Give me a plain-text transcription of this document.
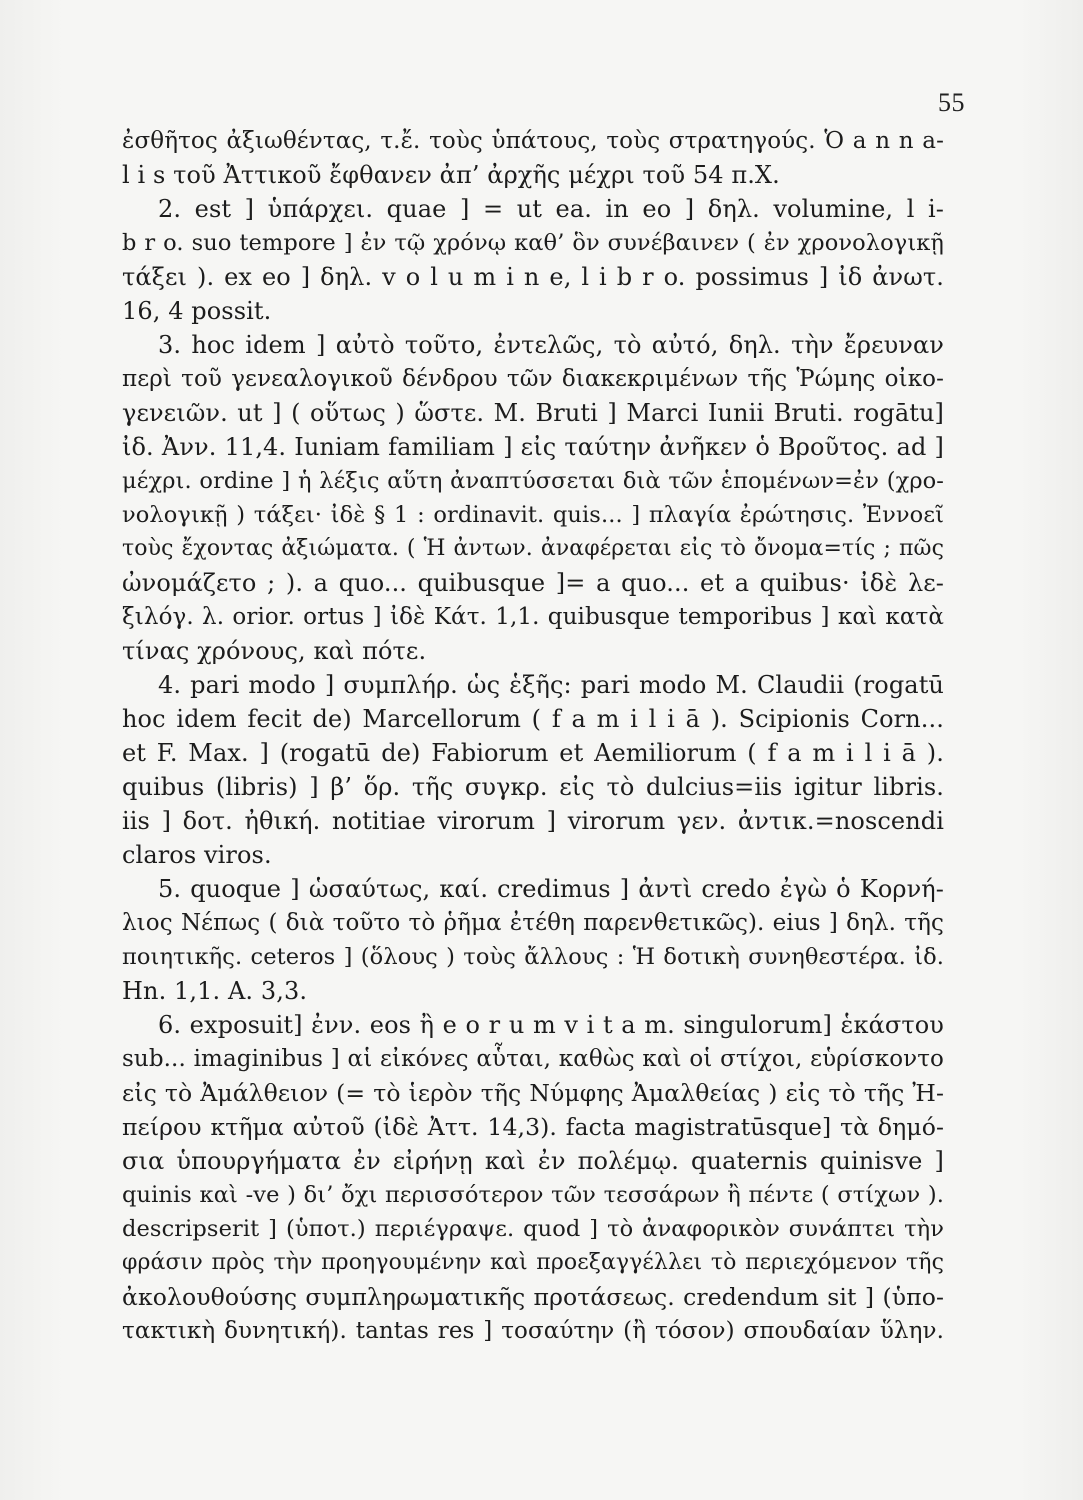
55
ἐσθῆτος ἀξιωθέντας, τ.ἔ. τοὺς ὑπάτους, τοὺς στρατηγούς. Ὁ a n n a-
l i s τοῦ Ἀττικοῦ ἔφθανεν ἀπ’ ἀρχῆς μέχρι τοῦ 54 π.Χ.
2. est ] ὑπάρχει. quae ] = ut ea. in eo ] δηλ. volumine, l i-
b r o. suo tempore ] ἐν τῷ χρόνῳ καθ’ ὃν συνέβαινεν ( ἐν χρονολογικῇ
τάξει ). ex eo ] δηλ. v o l u m i n e, l i b r o. possimus ] ἰδ ἀνωτ.
16, 4 possit.
3. hoc idem ] αὐτὸ τοῦτο, ἐντελῶς, τὸ αὐτό, δηλ. τὴν ἔρευναν
περὶ τοῦ γενεαλογικοῦ δένδρου τῶν διακεκριμένων τῆς Ῥώμης οἰκο-
γενειῶν. ut ] ( οὕτως ) ὥστε. M. Bruti ] Marci Iunii Bruti. rogātu]
ἰδ. Ἀνν. 11,4. Iuniam familiam ] εἰς ταύτην ἀνῆκεν ὁ Βροῦτος. ad ]
μέχρι. ordine ] ἡ λέξις αὕτη ἀναπτύσσεται διὰ τῶν ἑπομένων=ἐν (χρο-
νολογικῇ ) τάξει· ἰδὲ § 1 : ordinavit. quis... ] πλαγία ἐρώτησις. Ἐννοεῖ
τοὺς ἔχοντας ἀξιώματα. ( Ἡ ἀντων. ἀναφέρεται εἰς τὸ ὄνομα=τίς ; πῶς
ὠνομάζετο ; ). a quo... quibusque ]= a quo... et a quibus· ἰδὲ λε-
ξιλόγ. λ. orior. ortus ] ἰδὲ Κάτ. 1,1. quibusque temporibus ] καὶ κατὰ
τίνας χρόνους, καὶ πότε.
4. pari modo ] συμπλήρ. ὡς ἑξῆς: pari modo M. Claudii (rogatū
hoc idem fecit de) Marcellorum ( f a m i l i ā ). Scipionis Corn...
et F. Max. ] (rogatū de) Fabiorum et Aemiliorum ( f a m i l i ā ).
quibus (libris) ] β’ ὅρ. τῆς συγκρ. εἰς τὸ dulcius=iis igitur libris.
iis ] δοτ. ἠθική. notitiae virorum ] virorum γεν. ἀντικ.=noscendi
claros viros.
5. quoque ] ὡσαύτως, καί. credimus ] ἀντὶ credo ἐγὼ ὁ Κορνή-
λιος Νέπως ( διὰ τοῦτο τὸ ῥῆμα ἐτέθη παρενθετικῶς). eius ] δηλ. τῆς
ποιητικῆς. ceteros ] (ὅλους ) τοὺς ἄλλους : Ἡ δοτικὴ συνηθεστέρα. ἰδ.
Hn. 1,1. A. 3,3.
6. exposuit] ἐνν. eos ἢ e o r u m v i t a m. singulorum] ἑκάστου
sub... imaginibus ] αἱ εἰκόνες αὗται, καθὼς καὶ οἱ στίχοι, εὑρίσκοντο
εἰς τὸ Ἀμάλθειον (= τὸ ἱερὸν τῆς Νύμφης Ἀμαλθείας ) εἰς τὸ τῆς Ἠ-
πείρου κτῆμα αὐτοῦ (ἰδὲ Ἀττ. 14,3). facta magistratūsque] τὰ δημό-
σια ὑπουργήματα ἐν εἰρήνῃ καὶ ἐν πολέμῳ. quaternis quinisve ]
quinis καὶ -ve ) δι’ ὄχι περισσότερον τῶν τεσσάρων ἢ πέντε ( στίχων ).
descripserit ] (ὑποτ.) περιέγραψε. quod ] τὸ ἀναφορικὸν συνάπτει τὴν
φράσιν πρὸς τὴν προηγουμένην καὶ προεξαγγέλλει τὸ περιεχόμενον τῆς
ἀκολουθούσης συμπληρωματικῆς προτάσεως. credendum sit ] (ὑπο-
τακτικὴ δυνητική). tantas res ] τοσαύτην (ἢ τόσον) σπουδαίαν ὕλην.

--

- [WORK REQUIRED]: Without the pictures, restate each entry exactly.

- [THE COMPLETED TASK]:
Give me a plain-text transcription of this document.
55
ἐσθῆτος ἀξιωθέντας, τ.ἔ. τοὺς ὑπάτους, τοὺς στρατηγούς. Ὁ a n n a-
l i s τοῦ Ἀττικοῦ ἔφθανεν ἀπ’ ἀρχῆς μέχρι τοῦ 54 π.Χ.
2. est ] ὑπάρχει. quae ] = ut ea. in eo ] δηλ. volumine, l i-
b r o. suo tempore ] ἐν τῷ χρόνῳ καθ’ ὃν συνέβαινεν ( ἐν χρονολογικῇ
τάξει ). ex eo ] δηλ. v o l u m i n e, l i b r o. possimus ] ἰδ ἀνωτ.
16, 4 possit.
3. hoc idem ] αὐτὸ τοῦτο, ἐντελῶς, τὸ αὐτό, δηλ. τὴν ἔρευναν
περὶ τοῦ γενεαλογικοῦ δένδρου τῶν διακεκριμένων τῆς Ῥώμης οἰκο-
γενειῶν. ut ] ( οὕτως ) ὥστε. M. Bruti ] Marci Iunii Bruti. rogātu]
ἰδ. Ἀνν. 11,4. Iuniam familiam ] εἰς ταύτην ἀνῆκεν ὁ Βροῦτος. ad ]
μέχρι. ordine ] ἡ λέξις αὕτη ἀναπτύσσεται διὰ τῶν ἑπομένων=ἐν (χρο-
νολογικῇ ) τάξει· ἰδὲ § 1 : ordinavit. quis... ] πλαγία ἐρώτησις. Ἐννοεῖ
τοὺς ἔχοντας ἀξιώματα. ( Ἡ ἀντων. ἀναφέρεται εἰς τὸ ὄνομα=τίς ; πῶς
ὠνομάζετο ; ). a quo... quibusque ]= a quo... et a quibus· ἰδὲ λε-
ξιλόγ. λ. orior. ortus ] ἰδὲ Κάτ. 1,1. quibusque temporibus ] καὶ κατὰ
τίνας χρόνους, καὶ πότε.
4. pari modo ] συμπλήρ. ὡς ἑξῆς: pari modo M. Claudii (rogatū
hoc idem fecit de) Marcellorum ( f a m i l i ā ). Scipionis Corn...
et F. Max. ] (rogatū de) Fabiorum et Aemiliorum ( f a m i l i ā ).
quibus (libris) ] β’ ὅρ. τῆς συγκρ. εἰς τὸ dulcius=iis igitur libris.
iis ] δοτ. ἠθική. notitiae virorum ] virorum γεν. ἀντικ.=noscendi
claros viros.
5. quoque ] ὡσαύτως, καί. credimus ] ἀντὶ credo ἐγὼ ὁ Κορνή-
λιος Νέπως ( διὰ τοῦτο τὸ ῥῆμα ἐτέθη παρενθετικῶς). eius ] δηλ. τῆς
ποιητικῆς. ceteros ] (ὅλους ) τοὺς ἄλλους : Ἡ δοτικὴ συνηθεστέρα. ἰδ.
Hn. 1,1. A. 3,3.
6. exposuit] ἐνν. eos ἢ e o r u m v i t a m. singulorum] ἑκάστου
sub... imaginibus ] αἱ εἰκόνες αὗται, καθὼς καὶ οἱ στίχοι, εὑρίσκοντο
εἰς τὸ Ἀμάλθειον (= τὸ ἱερὸν τῆς Νύμφης Ἀμαλθείας ) εἰς τὸ τῆς Ἠ-
πείρου κτῆμα αὐτοῦ (ἰδὲ Ἀττ. 14,3). facta magistratūsque] τὰ δημό-
σια ὑπουργήματα ἐν εἰρήνῃ καὶ ἐν πολέμῳ. quaternis quinisve ]
quinis καὶ -ve ) δι’ ὄχι περισσότερον τῶν τεσσάρων ἢ πέντε ( στίχων ).
descripserit ] (ὑποτ.) περιέγραψε. quod ] τὸ ἀναφορικὸν συνάπτει τὴν
φράσιν πρὸς τὴν προηγουμένην καὶ προεξαγγέλλει τὸ περιεχόμενον τῆς
ἀκολουθούσης συμπληρωματικῆς προτάσεως. credendum sit ] (ὑπο-
τακτικὴ δυνητική). tantas res ] τοσαύτην (ἢ τόσον) σπουδαίαν ὕλην.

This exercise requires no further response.